--- begin Provided data ---

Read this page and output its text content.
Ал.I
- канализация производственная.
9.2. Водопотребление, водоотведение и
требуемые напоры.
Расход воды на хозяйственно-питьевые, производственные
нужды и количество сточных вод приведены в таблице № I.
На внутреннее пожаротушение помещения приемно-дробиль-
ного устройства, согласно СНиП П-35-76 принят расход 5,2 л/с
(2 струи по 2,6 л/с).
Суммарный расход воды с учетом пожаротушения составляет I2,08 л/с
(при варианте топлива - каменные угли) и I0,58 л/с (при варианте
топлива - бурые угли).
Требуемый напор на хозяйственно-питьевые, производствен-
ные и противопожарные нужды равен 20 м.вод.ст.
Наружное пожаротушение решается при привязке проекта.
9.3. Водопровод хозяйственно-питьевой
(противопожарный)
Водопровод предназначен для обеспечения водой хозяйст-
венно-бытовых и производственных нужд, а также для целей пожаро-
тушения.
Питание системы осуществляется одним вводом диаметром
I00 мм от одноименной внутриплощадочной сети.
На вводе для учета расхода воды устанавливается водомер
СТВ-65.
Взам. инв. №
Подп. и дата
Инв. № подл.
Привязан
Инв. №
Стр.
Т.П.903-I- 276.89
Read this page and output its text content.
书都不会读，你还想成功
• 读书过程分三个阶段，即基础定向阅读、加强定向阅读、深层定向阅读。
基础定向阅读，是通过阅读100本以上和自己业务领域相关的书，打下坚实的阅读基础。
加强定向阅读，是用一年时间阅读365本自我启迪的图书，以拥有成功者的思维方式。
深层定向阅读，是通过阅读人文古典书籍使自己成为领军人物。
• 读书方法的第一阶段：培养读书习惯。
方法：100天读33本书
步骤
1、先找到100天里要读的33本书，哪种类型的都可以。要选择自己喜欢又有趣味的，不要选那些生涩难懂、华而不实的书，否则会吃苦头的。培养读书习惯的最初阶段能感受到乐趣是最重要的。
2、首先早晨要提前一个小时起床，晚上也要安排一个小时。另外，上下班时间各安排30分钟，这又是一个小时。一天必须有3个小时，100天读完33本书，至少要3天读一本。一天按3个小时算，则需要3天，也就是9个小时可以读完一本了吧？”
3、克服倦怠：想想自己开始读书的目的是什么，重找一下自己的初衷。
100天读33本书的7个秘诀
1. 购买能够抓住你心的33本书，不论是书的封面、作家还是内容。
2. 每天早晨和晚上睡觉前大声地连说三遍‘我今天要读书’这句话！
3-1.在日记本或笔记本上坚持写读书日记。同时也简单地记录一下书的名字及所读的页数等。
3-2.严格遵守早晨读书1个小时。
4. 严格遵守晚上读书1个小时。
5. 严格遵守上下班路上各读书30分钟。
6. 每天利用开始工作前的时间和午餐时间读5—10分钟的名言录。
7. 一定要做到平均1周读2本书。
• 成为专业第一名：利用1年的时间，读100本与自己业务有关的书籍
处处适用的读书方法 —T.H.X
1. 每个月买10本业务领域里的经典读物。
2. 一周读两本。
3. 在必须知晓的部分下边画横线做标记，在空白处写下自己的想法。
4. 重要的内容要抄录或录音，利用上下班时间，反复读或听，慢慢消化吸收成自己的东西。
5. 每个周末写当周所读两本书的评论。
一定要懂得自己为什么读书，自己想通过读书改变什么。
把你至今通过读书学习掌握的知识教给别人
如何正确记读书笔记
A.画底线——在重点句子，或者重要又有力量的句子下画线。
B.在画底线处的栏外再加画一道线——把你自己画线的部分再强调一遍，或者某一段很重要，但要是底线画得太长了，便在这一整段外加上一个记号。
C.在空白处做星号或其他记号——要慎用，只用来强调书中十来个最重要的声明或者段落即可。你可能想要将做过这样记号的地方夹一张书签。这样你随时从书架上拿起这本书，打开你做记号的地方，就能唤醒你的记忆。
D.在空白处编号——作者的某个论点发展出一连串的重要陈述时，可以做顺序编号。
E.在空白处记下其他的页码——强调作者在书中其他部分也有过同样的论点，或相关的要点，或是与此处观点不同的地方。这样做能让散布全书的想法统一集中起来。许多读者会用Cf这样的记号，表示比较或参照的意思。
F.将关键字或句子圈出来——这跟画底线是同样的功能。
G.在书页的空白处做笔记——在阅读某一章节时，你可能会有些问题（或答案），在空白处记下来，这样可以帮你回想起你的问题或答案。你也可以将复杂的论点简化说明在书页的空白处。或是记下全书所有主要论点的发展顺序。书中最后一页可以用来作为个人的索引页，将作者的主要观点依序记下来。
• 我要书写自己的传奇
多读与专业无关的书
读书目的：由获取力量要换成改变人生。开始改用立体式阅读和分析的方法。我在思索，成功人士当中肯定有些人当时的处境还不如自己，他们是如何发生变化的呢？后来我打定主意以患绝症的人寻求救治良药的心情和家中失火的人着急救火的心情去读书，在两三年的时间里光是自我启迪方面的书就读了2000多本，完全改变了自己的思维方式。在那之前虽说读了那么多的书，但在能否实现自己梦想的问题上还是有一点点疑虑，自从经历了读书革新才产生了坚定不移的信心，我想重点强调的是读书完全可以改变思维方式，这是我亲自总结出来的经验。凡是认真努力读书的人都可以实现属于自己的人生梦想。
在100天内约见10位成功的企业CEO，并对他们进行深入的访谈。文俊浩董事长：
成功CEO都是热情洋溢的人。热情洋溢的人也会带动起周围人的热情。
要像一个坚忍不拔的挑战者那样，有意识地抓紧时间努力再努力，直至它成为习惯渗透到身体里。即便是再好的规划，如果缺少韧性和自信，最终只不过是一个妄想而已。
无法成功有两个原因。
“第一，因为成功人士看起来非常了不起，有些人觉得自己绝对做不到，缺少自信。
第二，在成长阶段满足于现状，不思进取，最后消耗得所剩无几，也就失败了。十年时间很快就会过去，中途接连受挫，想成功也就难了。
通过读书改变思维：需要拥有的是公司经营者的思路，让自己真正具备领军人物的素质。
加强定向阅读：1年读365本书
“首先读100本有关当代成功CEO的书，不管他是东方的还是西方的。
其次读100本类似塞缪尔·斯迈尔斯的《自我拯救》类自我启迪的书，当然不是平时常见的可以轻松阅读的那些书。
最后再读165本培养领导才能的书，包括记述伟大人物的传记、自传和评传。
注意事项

--- end Provided data ---

Each entry is to be returned in full, character for character.

◆ **Full output**
Read this page and output its text content.
Ал.I
- канализация производственная.
9.2. Водопотребление, водоотведение и
требуемые напоры.
Расход воды на хозяйственно-питьевые, производственные
нужды и количество сточных вод приведены в таблице № I.
На внутреннее пожаротушение помещения приемно-дробиль-
ного устройства, согласно СНиП П-35-76 принят расход 5,2 л/с
(2 струи по 2,6 л/с).
Суммарный расход воды с учетом пожаротушения составляет I2,08 л/с
(при варианте топлива - каменные угли) и I0,58 л/с (при варианте
топлива - бурые угли).
Требуемый напор на хозяйственно-питьевые, производствен-
ные и противопожарные нужды равен 20 м.вод.ст.
Наружное пожаротушение решается при привязке проекта.
9.3. Водопровод хозяйственно-питьевой
(противопожарный)
Водопровод предназначен для обеспечения водой хозяйст-
венно-бытовых и производственных нужд, а также для целей пожаро-
тушения.
Питание системы осуществляется одним вводом диаметром
I00 мм от одноименной внутриплощадочной сети.
На вводе для учета расхода воды устанавливается водомер
СТВ-65.
Взам. инв. №
Подп. и дата
Инв. № подл.
Привязан
Инв. №
Стр.
Т.П.903-I- 276.89
Read this page and output its text content.
书都不会读，你还想成功
• 读书过程分三个阶段，即基础定向阅读、加强定向阅读、深层定向阅读。
基础定向阅读，是通过阅读100本以上和自己业务领域相关的书，打下坚实的阅读基础。
加强定向阅读，是用一年时间阅读365本自我启迪的图书，以拥有成功者的思维方式。
深层定向阅读，是通过阅读人文古典书籍使自己成为领军人物。
• 读书方法的第一阶段：培养读书习惯。
方法：100天读33本书
步骤
1、先找到100天里要读的33本书，哪种类型的都可以。要选择自己喜欢又有趣味的，不要选那些生涩难懂、华而不实的书，否则会吃苦头的。培养读书习惯的最初阶段能感受到乐趣是最重要的。
2、首先早晨要提前一个小时起床，晚上也要安排一个小时。另外，上下班时间各安排30分钟，这又是一个小时。一天必须有3个小时，100天读完33本书，至少要3天读一本。一天按3个小时算，则需要3天，也就是9个小时可以读完一本了吧？”
3、克服倦怠：想想自己开始读书的目的是什么，重找一下自己的初衷。
100天读33本书的7个秘诀
1. 购买能够抓住你心的33本书，不论是书的封面、作家还是内容。
2. 每天早晨和晚上睡觉前大声地连说三遍‘我今天要读书’这句话！
3-1.在日记本或笔记本上坚持写读书日记。同时也简单地记录一下书的名字及所读的页数等。
3-2.严格遵守早晨读书1个小时。
4. 严格遵守晚上读书1个小时。
5. 严格遵守上下班路上各读书30分钟。
6. 每天利用开始工作前的时间和午餐时间读5—10分钟的名言录。
7. 一定要做到平均1周读2本书。
• 成为专业第一名：利用1年的时间，读100本与自己业务有关的书籍
处处适用的读书方法 —T.H.X
1. 每个月买10本业务领域里的经典读物。
2. 一周读两本。
3. 在必须知晓的部分下边画横线做标记，在空白处写下自己的想法。
4. 重要的内容要抄录或录音，利用上下班时间，反复读或听，慢慢消化吸收成自己的东西。
5. 每个周末写当周所读两本书的评论。
一定要懂得自己为什么读书，自己想通过读书改变什么。
把你至今通过读书学习掌握的知识教给别人
如何正确记读书笔记
A.画底线——在重点句子，或者重要又有力量的句子下画线。
B.在画底线处的栏外再加画一道线——把你自己画线的部分再强调一遍，或者某一段很重要，但要是底线画得太长了，便在这一整段外加上一个记号。
C.在空白处做星号或其他记号——要慎用，只用来强调书中十来个最重要的声明或者段落即可。你可能想要将做过这样记号的地方夹一张书签。这样你随时从书架上拿起这本书，打开你做记号的地方，就能唤醒你的记忆。
D.在空白处编号——作者的某个论点发展出一连串的重要陈述时，可以做顺序编号。
E.在空白处记下其他的页码——强调作者在书中其他部分也有过同样的论点，或相关的要点，或是与此处观点不同的地方。这样做能让散布全书的想法统一集中起来。许多读者会用Cf这样的记号，表示比较或参照的意思。
F.将关键字或句子圈出来——这跟画底线是同样的功能。
G.在书页的空白处做笔记——在阅读某一章节时，你可能会有些问题（或答案），在空白处记下来，这样可以帮你回想起你的问题或答案。你也可以将复杂的论点简化说明在书页的空白处。或是记下全书所有主要论点的发展顺序。书中最后一页可以用来作为个人的索引页，将作者的主要观点依序记下来。
• 我要书写自己的传奇
多读与专业无关的书
读书目的：由获取力量要换成改变人生。开始改用立体式阅读和分析的方法。我在思索，成功人士当中肯定有些人当时的处境还不如自己，他们是如何发生变化的呢？后来我打定主意以患绝症的人寻求救治良药的心情和家中失火的人着急救火的心情去读书，在两三年的时间里光是自我启迪方面的书就读了2000多本，完全改变了自己的思维方式。在那之前虽说读了那么多的书，但在能否实现自己梦想的问题上还是有一点点疑虑，自从经历了读书革新才产生了坚定不移的信心，我想重点强调的是读书完全可以改变思维方式，这是我亲自总结出来的经验。凡是认真努力读书的人都可以实现属于自己的人生梦想。
在100天内约见10位成功的企业CEO，并对他们进行深入的访谈。文俊浩董事长：
成功CEO都是热情洋溢的人。热情洋溢的人也会带动起周围人的热情。
要像一个坚忍不拔的挑战者那样，有意识地抓紧时间努力再努力，直至它成为习惯渗透到身体里。即便是再好的规划，如果缺少韧性和自信，最终只不过是一个妄想而已。
无法成功有两个原因。
“第一，因为成功人士看起来非常了不起，有些人觉得自己绝对做不到，缺少自信。
第二，在成长阶段满足于现状，不思进取，最后消耗得所剩无几，也就失败了。十年时间很快就会过去，中途接连受挫，想成功也就难了。
通过读书改变思维：需要拥有的是公司经营者的思路，让自己真正具备领军人物的素质。
加强定向阅读：1年读365本书
“首先读100本有关当代成功CEO的书，不管他是东方的还是西方的。
其次读100本类似塞缪尔·斯迈尔斯的《自我拯救》类自我启迪的书，当然不是平时常见的可以轻松阅读的那些书。
最后再读165本培养领导才能的书，包括记述伟大人物的传记、自传和评传。
注意事项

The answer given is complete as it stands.